> **Exercise**:
List all lines of the data that include the string "βορρᾶν".

> **Provided material**:

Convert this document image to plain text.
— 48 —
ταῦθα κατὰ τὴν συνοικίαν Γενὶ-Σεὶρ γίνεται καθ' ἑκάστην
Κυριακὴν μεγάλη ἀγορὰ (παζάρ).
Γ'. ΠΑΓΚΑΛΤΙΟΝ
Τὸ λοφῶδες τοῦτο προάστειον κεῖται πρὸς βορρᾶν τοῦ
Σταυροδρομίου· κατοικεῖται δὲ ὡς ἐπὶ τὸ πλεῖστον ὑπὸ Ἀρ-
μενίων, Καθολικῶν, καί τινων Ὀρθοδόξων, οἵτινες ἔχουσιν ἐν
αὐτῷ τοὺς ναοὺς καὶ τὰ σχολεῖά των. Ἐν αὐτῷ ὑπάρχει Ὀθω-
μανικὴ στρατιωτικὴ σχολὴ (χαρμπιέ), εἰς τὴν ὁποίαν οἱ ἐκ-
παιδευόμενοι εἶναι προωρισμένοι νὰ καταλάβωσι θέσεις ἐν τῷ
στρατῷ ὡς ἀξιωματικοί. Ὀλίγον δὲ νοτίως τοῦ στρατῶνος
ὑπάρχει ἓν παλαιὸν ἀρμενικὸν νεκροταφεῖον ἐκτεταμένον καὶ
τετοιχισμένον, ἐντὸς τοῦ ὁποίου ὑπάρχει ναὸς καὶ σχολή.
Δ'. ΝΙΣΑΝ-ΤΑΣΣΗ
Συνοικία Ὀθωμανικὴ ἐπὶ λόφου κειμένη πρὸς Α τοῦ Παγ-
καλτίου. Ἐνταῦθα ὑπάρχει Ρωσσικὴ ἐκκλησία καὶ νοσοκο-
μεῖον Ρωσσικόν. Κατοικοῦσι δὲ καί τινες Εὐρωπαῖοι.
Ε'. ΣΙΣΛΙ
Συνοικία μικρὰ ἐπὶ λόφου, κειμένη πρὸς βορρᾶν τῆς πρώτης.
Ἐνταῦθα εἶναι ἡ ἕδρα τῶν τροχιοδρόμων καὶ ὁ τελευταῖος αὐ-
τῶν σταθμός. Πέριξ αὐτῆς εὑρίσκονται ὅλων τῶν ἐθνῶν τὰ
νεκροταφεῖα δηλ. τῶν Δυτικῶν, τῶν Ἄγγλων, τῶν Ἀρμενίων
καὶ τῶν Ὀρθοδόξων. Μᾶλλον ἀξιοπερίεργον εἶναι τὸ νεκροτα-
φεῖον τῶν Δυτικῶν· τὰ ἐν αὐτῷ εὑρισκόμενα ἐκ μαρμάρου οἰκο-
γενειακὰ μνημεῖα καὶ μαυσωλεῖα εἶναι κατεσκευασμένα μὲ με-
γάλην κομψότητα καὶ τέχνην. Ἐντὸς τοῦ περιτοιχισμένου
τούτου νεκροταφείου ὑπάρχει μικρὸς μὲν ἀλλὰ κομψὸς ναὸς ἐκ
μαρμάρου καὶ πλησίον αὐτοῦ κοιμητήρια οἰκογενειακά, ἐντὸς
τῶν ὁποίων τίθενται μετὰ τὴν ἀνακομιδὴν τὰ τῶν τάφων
==
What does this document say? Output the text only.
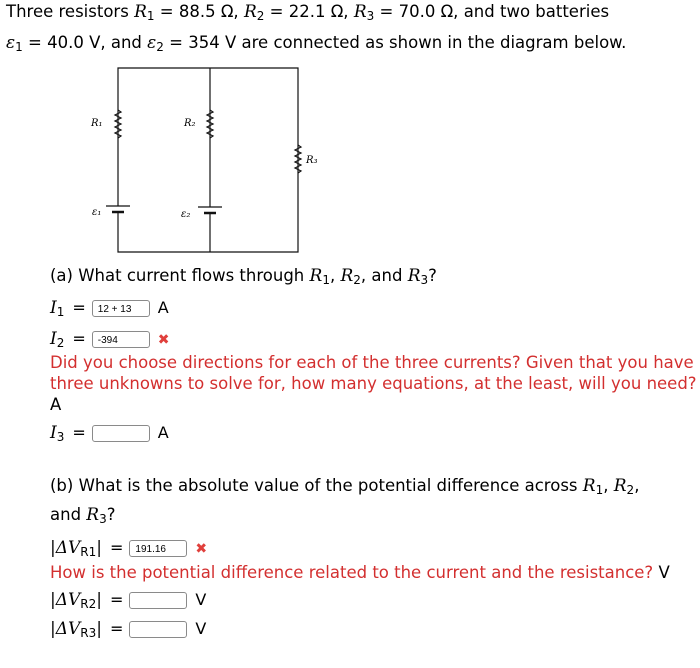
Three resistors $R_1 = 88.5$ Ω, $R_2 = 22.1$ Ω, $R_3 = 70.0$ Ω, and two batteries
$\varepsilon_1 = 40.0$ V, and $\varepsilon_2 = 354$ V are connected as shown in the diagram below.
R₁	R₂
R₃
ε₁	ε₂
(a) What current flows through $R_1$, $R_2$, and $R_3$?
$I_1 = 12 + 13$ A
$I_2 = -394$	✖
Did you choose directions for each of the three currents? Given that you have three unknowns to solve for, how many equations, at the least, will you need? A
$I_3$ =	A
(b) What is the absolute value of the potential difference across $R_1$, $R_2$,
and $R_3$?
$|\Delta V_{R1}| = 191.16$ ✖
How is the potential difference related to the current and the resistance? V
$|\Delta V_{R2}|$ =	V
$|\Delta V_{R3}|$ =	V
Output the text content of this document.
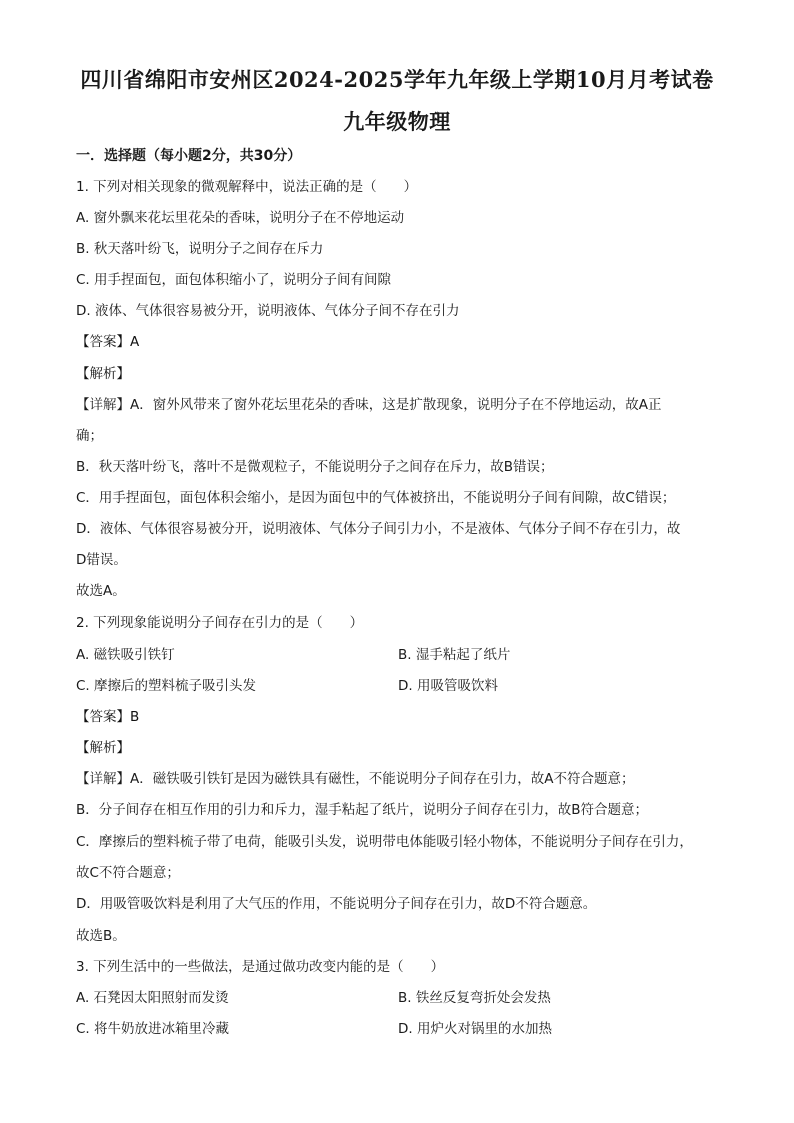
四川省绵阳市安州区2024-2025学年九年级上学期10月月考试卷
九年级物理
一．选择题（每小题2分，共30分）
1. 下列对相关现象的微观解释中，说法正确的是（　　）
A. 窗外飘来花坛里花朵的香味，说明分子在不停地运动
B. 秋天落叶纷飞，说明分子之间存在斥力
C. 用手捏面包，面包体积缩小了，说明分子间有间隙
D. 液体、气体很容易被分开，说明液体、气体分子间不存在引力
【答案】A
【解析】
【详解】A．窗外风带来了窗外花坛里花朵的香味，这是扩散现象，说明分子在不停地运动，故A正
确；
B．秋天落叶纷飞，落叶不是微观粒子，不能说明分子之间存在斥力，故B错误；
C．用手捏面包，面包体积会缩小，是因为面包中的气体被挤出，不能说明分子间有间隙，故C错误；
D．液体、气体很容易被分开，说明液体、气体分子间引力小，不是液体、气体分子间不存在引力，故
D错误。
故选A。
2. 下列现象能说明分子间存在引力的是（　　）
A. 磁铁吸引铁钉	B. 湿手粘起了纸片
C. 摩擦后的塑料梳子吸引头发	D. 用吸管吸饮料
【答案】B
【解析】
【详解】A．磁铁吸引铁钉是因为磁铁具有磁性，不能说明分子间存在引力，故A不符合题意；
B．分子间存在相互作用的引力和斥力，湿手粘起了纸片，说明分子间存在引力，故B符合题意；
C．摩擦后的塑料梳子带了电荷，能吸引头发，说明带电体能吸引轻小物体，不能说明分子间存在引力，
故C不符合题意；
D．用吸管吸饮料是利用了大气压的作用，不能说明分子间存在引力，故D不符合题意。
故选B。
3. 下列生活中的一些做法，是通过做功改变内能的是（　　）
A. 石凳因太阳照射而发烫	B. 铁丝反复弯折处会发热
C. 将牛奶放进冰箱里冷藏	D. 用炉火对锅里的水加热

> **Final result**:
Τὸ λοφῶδες τοῦτο προάστειον κεῖται πρὸς βορρᾶν τοῦ
Συνοικία μικρὰ ἐπὶ λόφου, κειμένη πρὸς βορρᾶν τῆς πρώτης.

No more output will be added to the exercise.